#### Data listing
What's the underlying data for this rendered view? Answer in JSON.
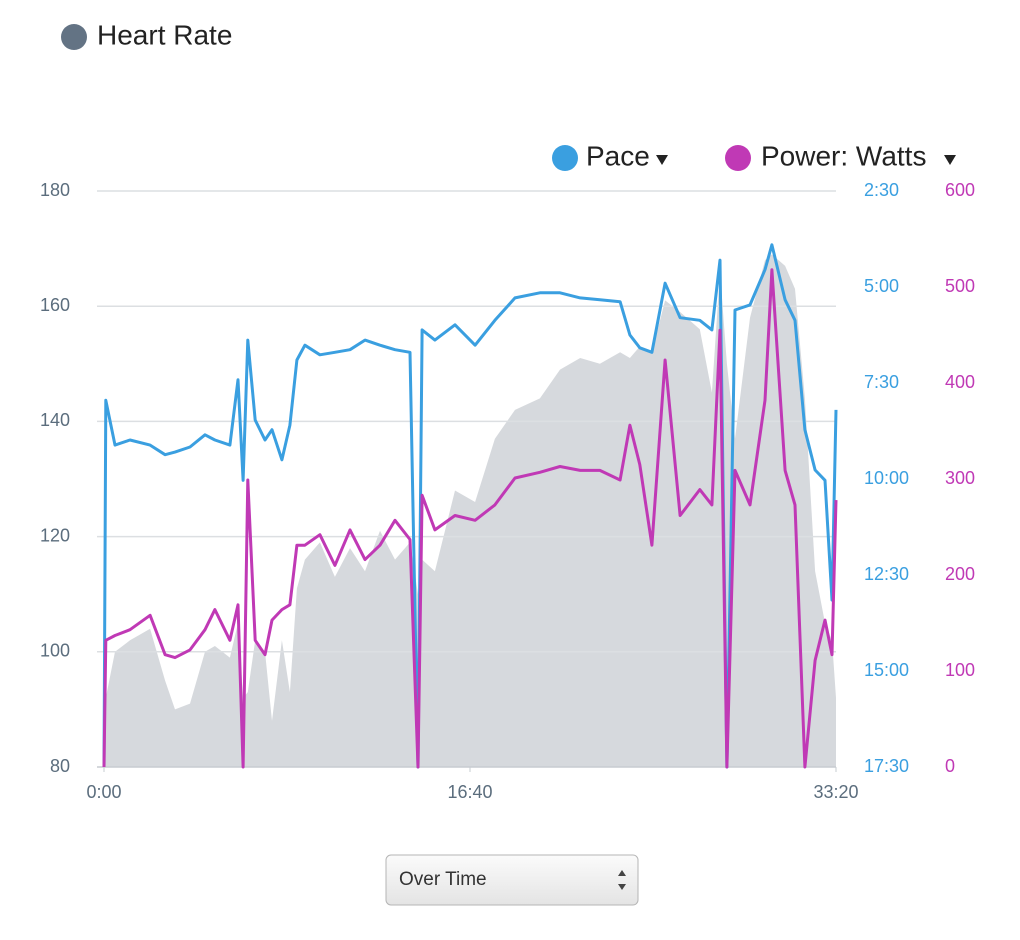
{
  "chart_data": {
    "type": "line",
    "x": [
      0,
      5,
      30,
      71,
      126,
      167,
      194,
      235,
      276,
      303,
      344,
      366,
      380,
      393,
      413,
      440,
      459,
      486,
      508,
      527,
      549,
      590,
      631,
      672,
      713,
      754,
      795,
      836,
      858,
      869,
      904,
      959,
      1014,
      1068,
      1123,
      1191,
      1246,
      1301,
      1355,
      1410,
      1437,
      1464,
      1497,
      1533,
      1574,
      1628,
      1661,
      1683,
      1702,
      1724,
      1765,
      1806,
      1825,
      1861,
      1888,
      1915,
      1943,
      1970,
      1989,
      2000
    ],
    "series": [
      {
        "name": "Heart Rate",
        "type": "area",
        "color": "#d6d9dd",
        "legend_color": "#637384",
        "axis": "y",
        "values": [
          80,
          92,
          100,
          102,
          104,
          95,
          90,
          91,
          100,
          101,
          99,
          105,
          92,
          93,
          102,
          100,
          88,
          102,
          93,
          111,
          116,
          119,
          113,
          118,
          114,
          121,
          116,
          119,
          110,
          116,
          114,
          128,
          126,
          137,
          142,
          144,
          149,
          151,
          150,
          152,
          151,
          153,
          152,
          161,
          159,
          156,
          145,
          166,
          150,
          137,
          158,
          168,
          169,
          167,
          163,
          144,
          114,
          105,
          102,
          92
        ]
      },
      {
        "name": "Pace",
        "type": "line",
        "color": "#3a9fe0",
        "axis": "y2",
        "values": [
          1050,
          477,
          547,
          539,
          547,
          562,
          558,
          550,
          531,
          539,
          547,
          445,
          602,
          383,
          508,
          539,
          523,
          570,
          516,
          414,
          391,
          406,
          402,
          398,
          383,
          391,
          398,
          402,
          1050,
          367,
          383,
          359,
          391,
          352,
          317,
          309,
          309,
          317,
          320,
          323,
          375,
          395,
          402,
          294,
          348,
          352,
          367,
          258,
          1050,
          336,
          328,
          273,
          234,
          320,
          352,
          523,
          586,
          602,
          789,
          492
        ]
      },
      {
        "name": "Power: Watts",
        "type": "line",
        "color": "#c039b5",
        "axis": "y3",
        "values": [
          0,
          132,
          137,
          143,
          158,
          117,
          114,
          122,
          143,
          164,
          132,
          169,
          0,
          299,
          132,
          117,
          153,
          164,
          169,
          231,
          231,
          242,
          210,
          247,
          216,
          231,
          257,
          237,
          0,
          283,
          247,
          262,
          257,
          273,
          301,
          307,
          313,
          309,
          309,
          299,
          356,
          315,
          231,
          424,
          262,
          289,
          273,
          455,
          0,
          309,
          273,
          382,
          518,
          309,
          273,
          0,
          111,
          153,
          117,
          278
        ]
      }
    ],
    "xlim": [
      0,
      2000
    ],
    "xticks": [
      {
        "value": 0,
        "label": "0:00"
      },
      {
        "value": 1000,
        "label": "16:40"
      },
      {
        "value": 2000,
        "label": "33:20"
      }
    ],
    "ylim": [
      80,
      180
    ],
    "yticks": [
      80,
      100,
      120,
      140,
      160,
      180
    ],
    "y2lim": [
      1050,
      150
    ],
    "y2ticks": [
      {
        "value": 150,
        "label": "2:30"
      },
      {
        "value": 300,
        "label": "5:00"
      },
      {
        "value": 450,
        "label": "7:30"
      },
      {
        "value": 600,
        "label": "10:00"
      },
      {
        "value": 750,
        "label": "12:30"
      },
      {
        "value": 900,
        "label": "15:00"
      },
      {
        "value": 1050,
        "label": "17:30"
      }
    ],
    "y3lim": [
      0,
      600
    ],
    "y3ticks": [
      0,
      100,
      200,
      300,
      400,
      500,
      600
    ],
    "grid": true
  },
  "controls": {
    "view_select": "Over Time"
  }
}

#### What the task asks
Give back all entries exactly. No pictures belong in the copy.

#### Answer to this task
What's the underlying data for this rendered view? Answer in JSON.
{
  "chart_data": {
    "type": "line",
    "x": [
      0,
      5,
      30,
      71,
      126,
      167,
      194,
      235,
      276,
      303,
      344,
      366,
      380,
      393,
      413,
      440,
      459,
      486,
      508,
      527,
      549,
      590,
      631,
      672,
      713,
      754,
      795,
      836,
      858,
      869,
      904,
      959,
      1014,
      1068,
      1123,
      1191,
      1246,
      1301,
      1355,
      1410,
      1437,
      1464,
      1497,
      1533,
      1574,
      1628,
      1661,
      1683,
      1702,
      1724,
      1765,
      1806,
      1825,
      1861,
      1888,
      1915,
      1943,
      1970,
      1989,
      2000
    ],
    "series": [
      {
        "name": "Heart Rate",
        "type": "area",
        "color": "#d6d9dd",
        "legend_color": "#637384",
        "axis": "y",
        "values": [
          80,
          92,
          100,
          102,
          104,
          95,
          90,
          91,
          100,
          101,
          99,
          105,
          92,
          93,
          102,
          100,
          88,
          102,
          93,
          111,
          116,
          119,
          113,
          118,
          114,
          121,
          116,
          119,
          110,
          116,
          114,
          128,
          126,
          137,
          142,
          144,
          149,
          151,
          150,
          152,
          151,
          153,
          152,
          161,
          159,
          156,
          145,
          166,
          150,
          137,
          158,
          168,
          169,
          167,
          163,
          144,
          114,
          105,
          102,
          92
        ]
      },
      {
        "name": "Pace",
        "type": "line",
        "color": "#3a9fe0",
        "axis": "y2",
        "values": [
          1050,
          477,
          547,
          539,
          547,
          562,
          558,
          550,
          531,
          539,
          547,
          445,
          602,
          383,
          508,
          539,
          523,
          570,
          516,
          414,
          391,
          406,
          402,
          398,
          383,
          391,
          398,
          402,
          1050,
          367,
          383,
          359,
          391,
          352,
          317,
          309,
          309,
          317,
          320,
          323,
          375,
          395,
          402,
          294,
          348,
          352,
          367,
          258,
          1050,
          336,
          328,
          273,
          234,
          320,
          352,
          523,
          586,
          602,
          789,
          492
        ]
      },
      {
        "name": "Power: Watts",
        "type": "line",
        "color": "#c039b5",
        "axis": "y3",
        "values": [
          0,
          132,
          137,
          143,
          158,
          117,
          114,
          122,
          143,
          164,
          132,
          169,
          0,
          299,
          132,
          117,
          153,
          164,
          169,
          231,
          231,
          242,
          210,
          247,
          216,
          231,
          257,
          237,
          0,
          283,
          247,
          262,
          257,
          273,
          301,
          307,
          313,
          309,
          309,
          299,
          356,
          315,
          231,
          424,
          262,
          289,
          273,
          455,
          0,
          309,
          273,
          382,
          518,
          309,
          273,
          0,
          111,
          153,
          117,
          278
        ]
      }
    ],
    "xlim": [
      0,
      2000
    ],
    "xticks": [
      {
        "value": 0,
        "label": "0:00"
      },
      {
        "value": 1000,
        "label": "16:40"
      },
      {
        "value": 2000,
        "label": "33:20"
      }
    ],
    "ylim": [
      80,
      180
    ],
    "yticks": [
      80,
      100,
      120,
      140,
      160,
      180
    ],
    "y2lim": [
      1050,
      150
    ],
    "y2ticks": [
      {
        "value": 150,
        "label": "2:30"
      },
      {
        "value": 300,
        "label": "5:00"
      },
      {
        "value": 450,
        "label": "7:30"
      },
      {
        "value": 600,
        "label": "10:00"
      },
      {
        "value": 750,
        "label": "12:30"
      },
      {
        "value": 900,
        "label": "15:00"
      },
      {
        "value": 1050,
        "label": "17:30"
      }
    ],
    "y3lim": [
      0,
      600
    ],
    "y3ticks": [
      0,
      100,
      200,
      300,
      400,
      500,
      600
    ],
    "grid": true
  },
  "controls": {
    "view_select": "Over Time"
  }
}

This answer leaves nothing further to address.